The input.
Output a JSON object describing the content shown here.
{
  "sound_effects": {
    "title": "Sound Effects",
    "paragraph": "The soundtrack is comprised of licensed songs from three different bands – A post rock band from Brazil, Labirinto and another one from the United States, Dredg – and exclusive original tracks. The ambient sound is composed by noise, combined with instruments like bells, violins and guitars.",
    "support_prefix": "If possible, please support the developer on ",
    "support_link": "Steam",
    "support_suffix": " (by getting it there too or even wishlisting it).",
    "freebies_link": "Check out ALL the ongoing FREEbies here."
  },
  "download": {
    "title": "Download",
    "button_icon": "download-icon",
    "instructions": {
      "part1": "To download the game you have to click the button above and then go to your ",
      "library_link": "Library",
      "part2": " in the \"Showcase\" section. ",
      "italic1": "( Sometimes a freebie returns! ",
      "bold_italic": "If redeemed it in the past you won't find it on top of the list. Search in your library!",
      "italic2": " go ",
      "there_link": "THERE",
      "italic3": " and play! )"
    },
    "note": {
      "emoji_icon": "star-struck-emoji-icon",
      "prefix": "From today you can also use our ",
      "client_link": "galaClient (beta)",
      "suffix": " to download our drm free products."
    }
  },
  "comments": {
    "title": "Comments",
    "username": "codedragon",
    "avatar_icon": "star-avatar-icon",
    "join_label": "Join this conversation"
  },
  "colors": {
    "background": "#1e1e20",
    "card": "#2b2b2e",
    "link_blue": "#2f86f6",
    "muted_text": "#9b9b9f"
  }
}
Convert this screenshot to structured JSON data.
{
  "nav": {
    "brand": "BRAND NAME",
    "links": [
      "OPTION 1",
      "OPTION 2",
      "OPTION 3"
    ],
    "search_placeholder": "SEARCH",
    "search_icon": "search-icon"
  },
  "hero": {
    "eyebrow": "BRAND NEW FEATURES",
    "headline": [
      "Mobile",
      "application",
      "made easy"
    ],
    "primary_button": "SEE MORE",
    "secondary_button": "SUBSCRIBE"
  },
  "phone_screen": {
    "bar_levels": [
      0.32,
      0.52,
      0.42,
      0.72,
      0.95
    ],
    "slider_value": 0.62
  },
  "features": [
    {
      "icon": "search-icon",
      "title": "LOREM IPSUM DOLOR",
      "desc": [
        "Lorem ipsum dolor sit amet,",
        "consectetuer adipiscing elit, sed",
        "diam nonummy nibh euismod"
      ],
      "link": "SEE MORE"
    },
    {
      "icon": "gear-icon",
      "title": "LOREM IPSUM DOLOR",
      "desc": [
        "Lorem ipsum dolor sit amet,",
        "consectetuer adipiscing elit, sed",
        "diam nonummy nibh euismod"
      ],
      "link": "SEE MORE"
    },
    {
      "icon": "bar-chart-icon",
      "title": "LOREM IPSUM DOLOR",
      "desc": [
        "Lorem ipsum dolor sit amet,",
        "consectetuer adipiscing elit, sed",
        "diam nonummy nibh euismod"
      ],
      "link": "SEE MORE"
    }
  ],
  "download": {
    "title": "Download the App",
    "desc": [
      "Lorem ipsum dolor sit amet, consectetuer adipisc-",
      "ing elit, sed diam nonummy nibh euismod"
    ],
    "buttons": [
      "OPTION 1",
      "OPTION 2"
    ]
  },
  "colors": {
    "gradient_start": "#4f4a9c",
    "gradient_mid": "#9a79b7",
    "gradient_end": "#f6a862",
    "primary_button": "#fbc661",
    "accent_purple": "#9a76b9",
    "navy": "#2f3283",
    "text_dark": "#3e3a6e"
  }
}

What the exercise asks. Count the lines that hold the string "OPTION", and reply with that number alone.

Finished answer. 5